- _Aim_: Gather all lines with the word "IMARES" in them.

Dataset records
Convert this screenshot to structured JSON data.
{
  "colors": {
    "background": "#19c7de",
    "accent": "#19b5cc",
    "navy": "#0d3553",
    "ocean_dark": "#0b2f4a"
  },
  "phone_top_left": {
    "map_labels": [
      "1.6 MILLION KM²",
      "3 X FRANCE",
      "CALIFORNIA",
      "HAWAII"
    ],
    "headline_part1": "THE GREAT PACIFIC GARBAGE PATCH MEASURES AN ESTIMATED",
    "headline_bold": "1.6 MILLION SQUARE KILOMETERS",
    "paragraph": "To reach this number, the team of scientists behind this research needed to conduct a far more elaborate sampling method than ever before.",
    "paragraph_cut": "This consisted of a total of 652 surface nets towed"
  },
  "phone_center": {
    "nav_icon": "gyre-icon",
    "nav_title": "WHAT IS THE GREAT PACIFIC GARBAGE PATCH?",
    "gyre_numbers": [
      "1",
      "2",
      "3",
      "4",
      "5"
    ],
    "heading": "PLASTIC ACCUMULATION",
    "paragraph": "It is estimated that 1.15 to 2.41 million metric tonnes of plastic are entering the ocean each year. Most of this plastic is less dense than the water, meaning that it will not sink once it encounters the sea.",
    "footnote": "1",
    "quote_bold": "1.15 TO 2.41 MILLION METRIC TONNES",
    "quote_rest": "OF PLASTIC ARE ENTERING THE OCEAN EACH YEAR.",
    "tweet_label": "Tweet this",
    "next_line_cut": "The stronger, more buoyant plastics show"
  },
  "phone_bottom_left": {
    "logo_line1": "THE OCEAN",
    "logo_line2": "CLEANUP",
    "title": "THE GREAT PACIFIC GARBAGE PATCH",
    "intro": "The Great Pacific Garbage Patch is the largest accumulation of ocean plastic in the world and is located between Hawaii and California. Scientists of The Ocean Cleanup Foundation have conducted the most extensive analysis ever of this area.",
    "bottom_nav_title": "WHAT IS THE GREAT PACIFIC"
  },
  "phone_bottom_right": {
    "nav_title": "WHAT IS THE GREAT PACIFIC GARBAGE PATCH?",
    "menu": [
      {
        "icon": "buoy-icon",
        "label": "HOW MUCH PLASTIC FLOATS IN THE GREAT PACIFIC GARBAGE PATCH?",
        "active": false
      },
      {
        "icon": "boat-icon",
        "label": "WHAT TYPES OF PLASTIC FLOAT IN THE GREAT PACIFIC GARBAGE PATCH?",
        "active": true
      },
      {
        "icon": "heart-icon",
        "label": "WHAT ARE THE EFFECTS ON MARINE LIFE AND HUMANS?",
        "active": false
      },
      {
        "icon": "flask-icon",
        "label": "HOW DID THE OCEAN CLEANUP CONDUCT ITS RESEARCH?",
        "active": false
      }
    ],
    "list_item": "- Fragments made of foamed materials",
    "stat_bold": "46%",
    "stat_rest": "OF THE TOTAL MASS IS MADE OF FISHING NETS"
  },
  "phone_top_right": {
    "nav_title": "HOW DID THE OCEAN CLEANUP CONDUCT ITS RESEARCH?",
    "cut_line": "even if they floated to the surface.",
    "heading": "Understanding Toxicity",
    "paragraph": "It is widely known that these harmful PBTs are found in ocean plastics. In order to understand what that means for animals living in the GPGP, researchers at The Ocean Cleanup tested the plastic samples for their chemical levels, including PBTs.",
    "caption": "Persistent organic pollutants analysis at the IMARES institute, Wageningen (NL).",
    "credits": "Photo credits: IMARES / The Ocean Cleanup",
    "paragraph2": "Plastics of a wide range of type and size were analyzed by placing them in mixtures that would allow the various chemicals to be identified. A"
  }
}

- _Problem solution_:
    "caption": "Persistent organic pollutants analysis at the IMARES institute, Wageningen (NL).",
    "credits": "Photo credits: IMARES / The Ocean Cleanup",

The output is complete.